- [Goal]:
Give only the number of lines that contain the word "value".

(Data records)
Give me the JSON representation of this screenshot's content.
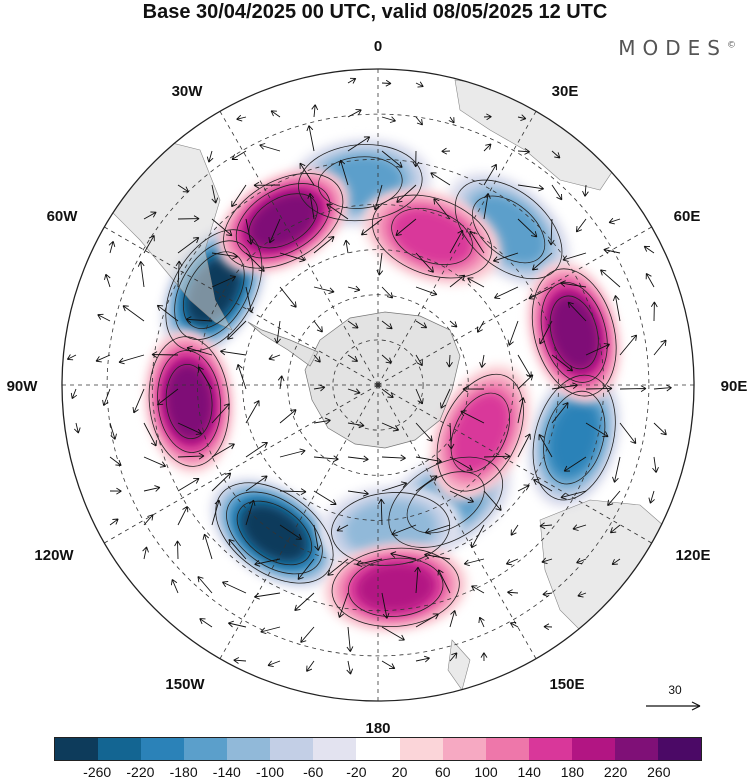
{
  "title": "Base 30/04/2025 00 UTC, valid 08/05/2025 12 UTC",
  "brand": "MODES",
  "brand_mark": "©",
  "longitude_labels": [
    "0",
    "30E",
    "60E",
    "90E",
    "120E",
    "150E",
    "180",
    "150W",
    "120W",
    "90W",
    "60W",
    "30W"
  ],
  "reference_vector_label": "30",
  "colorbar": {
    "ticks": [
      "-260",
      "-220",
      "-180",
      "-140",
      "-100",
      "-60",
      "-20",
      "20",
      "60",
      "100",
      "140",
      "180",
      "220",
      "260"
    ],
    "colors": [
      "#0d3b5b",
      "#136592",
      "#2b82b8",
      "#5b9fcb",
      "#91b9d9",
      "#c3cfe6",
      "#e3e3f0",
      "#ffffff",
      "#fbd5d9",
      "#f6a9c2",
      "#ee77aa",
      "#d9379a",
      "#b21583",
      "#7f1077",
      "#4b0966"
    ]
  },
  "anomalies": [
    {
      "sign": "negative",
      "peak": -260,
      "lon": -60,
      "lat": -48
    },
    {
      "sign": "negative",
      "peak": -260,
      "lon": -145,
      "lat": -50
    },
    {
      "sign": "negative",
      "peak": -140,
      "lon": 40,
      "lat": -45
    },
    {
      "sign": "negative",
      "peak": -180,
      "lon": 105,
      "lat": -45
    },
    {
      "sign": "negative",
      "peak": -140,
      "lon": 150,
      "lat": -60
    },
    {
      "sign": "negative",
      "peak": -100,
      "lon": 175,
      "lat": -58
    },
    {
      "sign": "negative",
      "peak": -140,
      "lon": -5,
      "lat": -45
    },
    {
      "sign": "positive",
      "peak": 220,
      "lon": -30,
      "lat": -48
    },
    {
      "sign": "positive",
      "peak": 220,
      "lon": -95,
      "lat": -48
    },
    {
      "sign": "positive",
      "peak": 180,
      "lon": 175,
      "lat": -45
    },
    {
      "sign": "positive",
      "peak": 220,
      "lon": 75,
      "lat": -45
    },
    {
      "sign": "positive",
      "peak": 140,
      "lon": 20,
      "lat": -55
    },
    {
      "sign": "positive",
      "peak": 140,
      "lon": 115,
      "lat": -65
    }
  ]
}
...
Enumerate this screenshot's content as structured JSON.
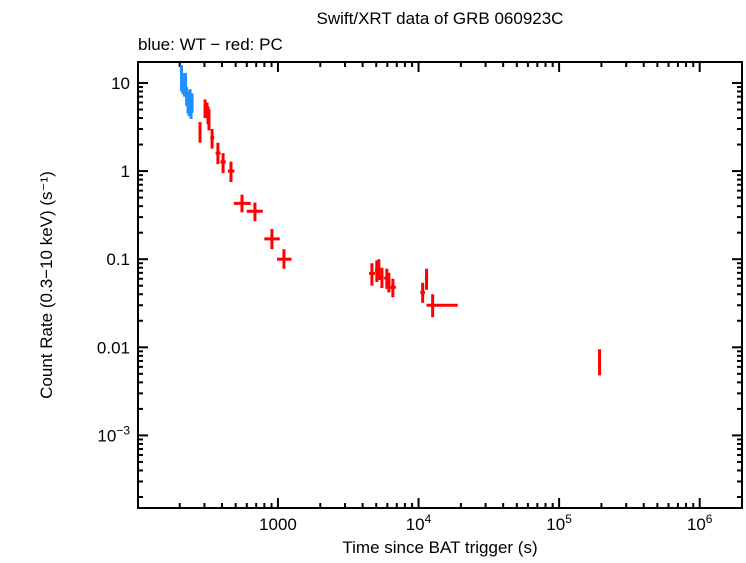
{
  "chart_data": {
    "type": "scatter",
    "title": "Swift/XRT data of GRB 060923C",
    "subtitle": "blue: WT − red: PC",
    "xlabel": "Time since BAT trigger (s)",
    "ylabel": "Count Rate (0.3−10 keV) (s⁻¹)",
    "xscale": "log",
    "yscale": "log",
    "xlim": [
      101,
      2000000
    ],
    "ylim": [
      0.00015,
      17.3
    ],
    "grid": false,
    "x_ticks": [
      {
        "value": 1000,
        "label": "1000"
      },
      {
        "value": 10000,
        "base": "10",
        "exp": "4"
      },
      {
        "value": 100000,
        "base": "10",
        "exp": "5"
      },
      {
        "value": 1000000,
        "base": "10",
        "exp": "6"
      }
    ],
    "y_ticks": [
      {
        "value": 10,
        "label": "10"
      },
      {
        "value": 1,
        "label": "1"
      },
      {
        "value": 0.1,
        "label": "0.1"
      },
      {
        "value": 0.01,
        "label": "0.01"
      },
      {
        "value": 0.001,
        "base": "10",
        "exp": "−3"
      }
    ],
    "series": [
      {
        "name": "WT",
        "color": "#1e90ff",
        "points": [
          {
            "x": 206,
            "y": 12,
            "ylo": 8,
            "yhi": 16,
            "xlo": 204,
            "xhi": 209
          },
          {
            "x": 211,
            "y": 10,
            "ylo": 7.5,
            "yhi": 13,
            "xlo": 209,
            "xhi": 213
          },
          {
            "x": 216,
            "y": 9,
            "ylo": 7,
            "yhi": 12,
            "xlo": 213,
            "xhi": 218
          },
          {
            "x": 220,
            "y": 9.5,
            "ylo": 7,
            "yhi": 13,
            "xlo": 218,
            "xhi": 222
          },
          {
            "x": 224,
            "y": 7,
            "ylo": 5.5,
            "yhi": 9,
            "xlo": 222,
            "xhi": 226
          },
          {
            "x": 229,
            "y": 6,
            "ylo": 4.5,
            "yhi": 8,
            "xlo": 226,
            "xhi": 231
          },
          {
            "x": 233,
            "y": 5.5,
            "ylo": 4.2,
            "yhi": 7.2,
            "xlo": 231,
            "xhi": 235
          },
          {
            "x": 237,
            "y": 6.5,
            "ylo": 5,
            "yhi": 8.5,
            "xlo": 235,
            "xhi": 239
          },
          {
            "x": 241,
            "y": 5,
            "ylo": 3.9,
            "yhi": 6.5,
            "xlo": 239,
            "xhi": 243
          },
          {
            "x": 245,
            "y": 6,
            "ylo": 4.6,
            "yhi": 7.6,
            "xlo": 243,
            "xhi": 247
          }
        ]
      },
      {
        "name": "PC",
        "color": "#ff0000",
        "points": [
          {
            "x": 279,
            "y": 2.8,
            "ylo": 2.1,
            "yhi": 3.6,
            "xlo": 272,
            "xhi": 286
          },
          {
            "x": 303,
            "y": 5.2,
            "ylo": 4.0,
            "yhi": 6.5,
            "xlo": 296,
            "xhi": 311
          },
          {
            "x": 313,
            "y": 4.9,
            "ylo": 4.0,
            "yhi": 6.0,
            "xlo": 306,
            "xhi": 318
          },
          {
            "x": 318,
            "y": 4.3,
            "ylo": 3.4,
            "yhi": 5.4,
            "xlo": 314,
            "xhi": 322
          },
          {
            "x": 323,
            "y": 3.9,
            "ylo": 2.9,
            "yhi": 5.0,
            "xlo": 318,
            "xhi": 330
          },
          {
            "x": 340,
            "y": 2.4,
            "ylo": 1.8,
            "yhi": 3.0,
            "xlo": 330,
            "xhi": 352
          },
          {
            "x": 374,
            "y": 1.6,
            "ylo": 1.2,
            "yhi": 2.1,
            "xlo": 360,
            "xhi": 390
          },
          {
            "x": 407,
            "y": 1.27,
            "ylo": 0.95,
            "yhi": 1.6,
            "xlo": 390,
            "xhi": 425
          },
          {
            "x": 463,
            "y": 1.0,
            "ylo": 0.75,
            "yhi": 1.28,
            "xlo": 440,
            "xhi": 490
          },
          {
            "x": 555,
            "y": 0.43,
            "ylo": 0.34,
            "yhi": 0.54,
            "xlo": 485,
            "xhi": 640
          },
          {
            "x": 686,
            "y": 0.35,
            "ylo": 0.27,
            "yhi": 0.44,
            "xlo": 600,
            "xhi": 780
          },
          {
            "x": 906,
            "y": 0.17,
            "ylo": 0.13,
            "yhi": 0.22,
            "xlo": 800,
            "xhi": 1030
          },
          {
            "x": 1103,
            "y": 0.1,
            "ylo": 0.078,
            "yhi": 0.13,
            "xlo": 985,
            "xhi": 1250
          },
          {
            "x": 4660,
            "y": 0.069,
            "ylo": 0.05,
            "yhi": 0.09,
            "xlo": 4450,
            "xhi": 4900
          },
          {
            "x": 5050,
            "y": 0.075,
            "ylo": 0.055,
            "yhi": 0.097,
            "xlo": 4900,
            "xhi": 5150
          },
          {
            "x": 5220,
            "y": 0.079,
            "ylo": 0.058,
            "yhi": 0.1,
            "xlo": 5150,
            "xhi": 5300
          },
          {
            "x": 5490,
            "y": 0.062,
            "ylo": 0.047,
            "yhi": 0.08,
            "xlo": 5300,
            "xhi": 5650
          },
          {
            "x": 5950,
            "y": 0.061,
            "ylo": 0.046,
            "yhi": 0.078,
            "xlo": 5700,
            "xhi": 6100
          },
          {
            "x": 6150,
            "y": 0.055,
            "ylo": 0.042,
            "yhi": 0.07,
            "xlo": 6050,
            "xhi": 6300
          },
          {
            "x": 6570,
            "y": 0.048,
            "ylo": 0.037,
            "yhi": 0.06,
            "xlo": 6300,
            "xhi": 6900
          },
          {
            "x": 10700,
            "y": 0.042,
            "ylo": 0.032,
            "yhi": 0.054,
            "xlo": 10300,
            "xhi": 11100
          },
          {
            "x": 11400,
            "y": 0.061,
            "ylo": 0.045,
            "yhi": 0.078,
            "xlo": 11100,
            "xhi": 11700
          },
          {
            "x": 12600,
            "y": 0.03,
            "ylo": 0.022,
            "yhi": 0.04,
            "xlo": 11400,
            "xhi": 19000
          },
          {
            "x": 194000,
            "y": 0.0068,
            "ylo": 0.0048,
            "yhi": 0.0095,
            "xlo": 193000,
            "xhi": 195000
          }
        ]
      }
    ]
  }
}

- [Output of the task]:
9